- _Challenge_
Determine the number of lines where "color" occurs and reply with that number by itself.

- _Recorded data_
<<<<
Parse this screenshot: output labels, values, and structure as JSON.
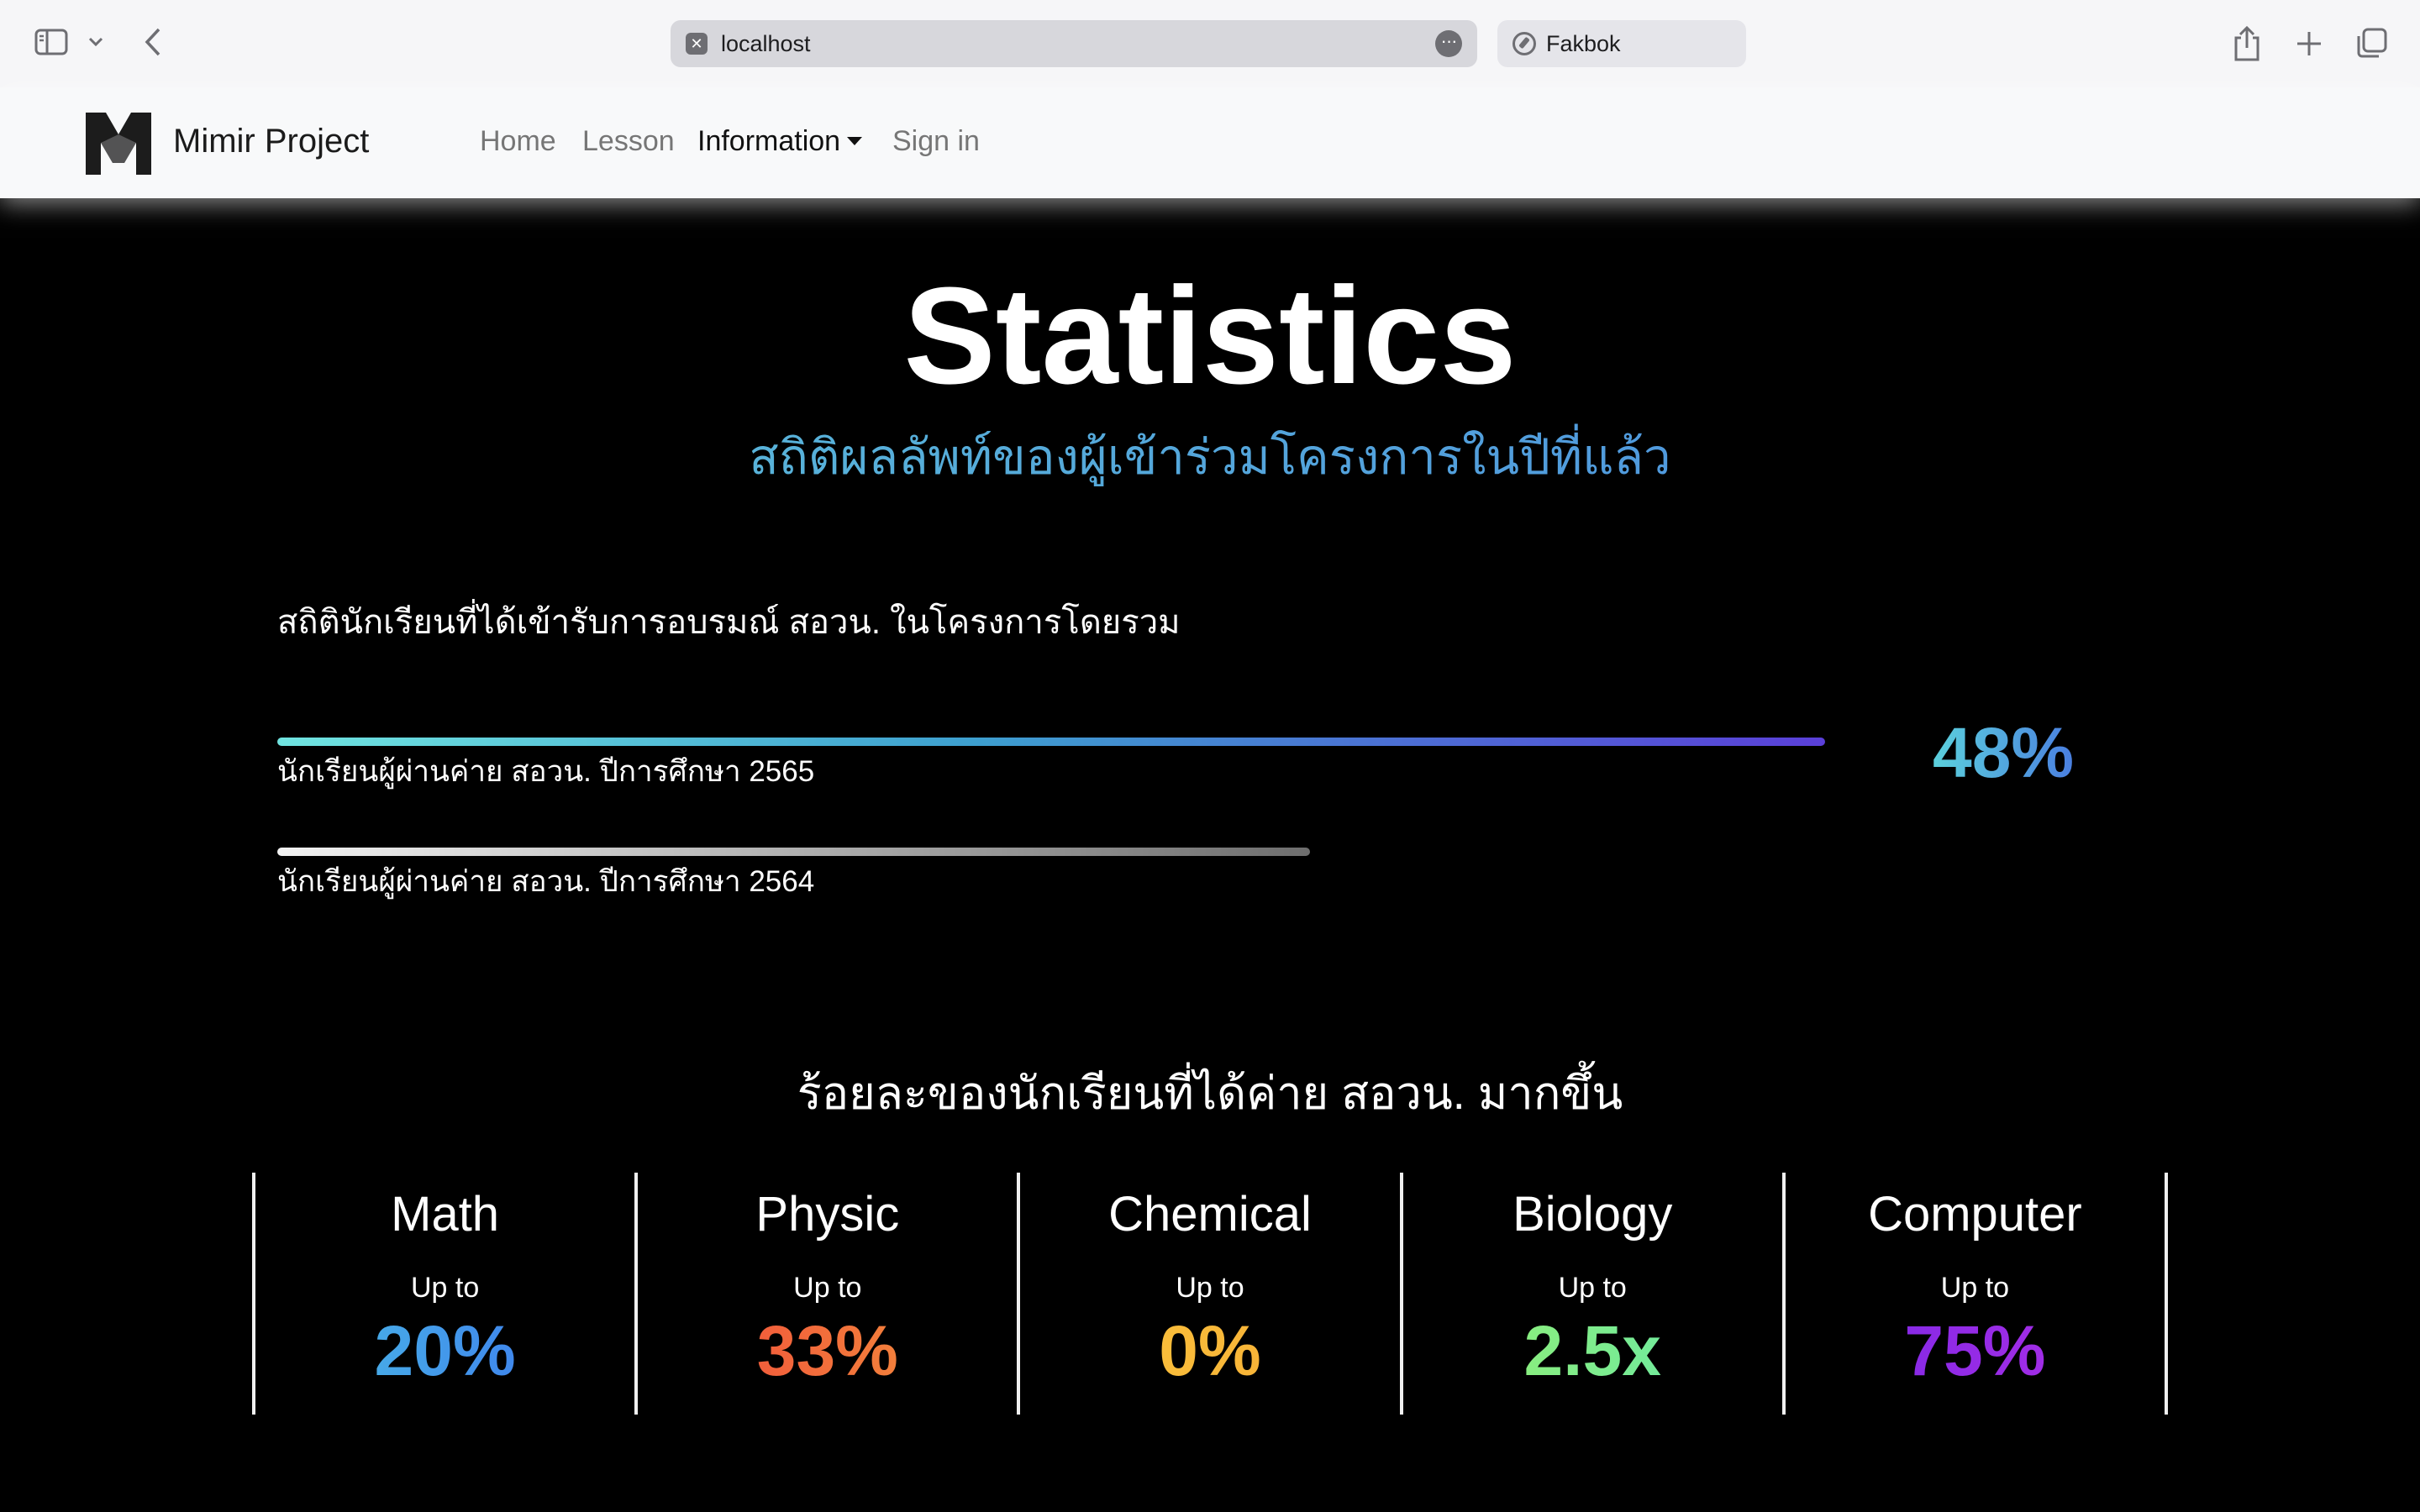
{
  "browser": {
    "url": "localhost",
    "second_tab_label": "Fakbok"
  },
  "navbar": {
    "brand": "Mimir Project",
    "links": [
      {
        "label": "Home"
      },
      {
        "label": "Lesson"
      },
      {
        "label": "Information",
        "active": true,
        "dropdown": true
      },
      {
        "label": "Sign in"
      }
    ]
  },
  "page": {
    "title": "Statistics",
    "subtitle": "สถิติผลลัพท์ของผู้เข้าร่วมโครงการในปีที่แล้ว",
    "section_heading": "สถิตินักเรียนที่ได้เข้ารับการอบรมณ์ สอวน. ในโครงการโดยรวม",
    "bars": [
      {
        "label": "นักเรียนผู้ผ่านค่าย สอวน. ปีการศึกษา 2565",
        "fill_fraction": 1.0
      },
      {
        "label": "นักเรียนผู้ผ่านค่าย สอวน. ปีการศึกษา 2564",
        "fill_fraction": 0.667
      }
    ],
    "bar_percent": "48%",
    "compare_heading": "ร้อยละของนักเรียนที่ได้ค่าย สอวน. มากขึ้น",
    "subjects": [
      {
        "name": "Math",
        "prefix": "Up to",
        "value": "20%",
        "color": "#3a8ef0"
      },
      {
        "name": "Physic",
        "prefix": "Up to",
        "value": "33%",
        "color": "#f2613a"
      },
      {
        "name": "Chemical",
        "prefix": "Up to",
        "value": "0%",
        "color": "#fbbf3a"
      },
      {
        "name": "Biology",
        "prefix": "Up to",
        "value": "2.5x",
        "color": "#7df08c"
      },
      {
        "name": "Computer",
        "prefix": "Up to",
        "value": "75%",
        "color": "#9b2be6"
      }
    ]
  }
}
>>>>
- _Task answer_
5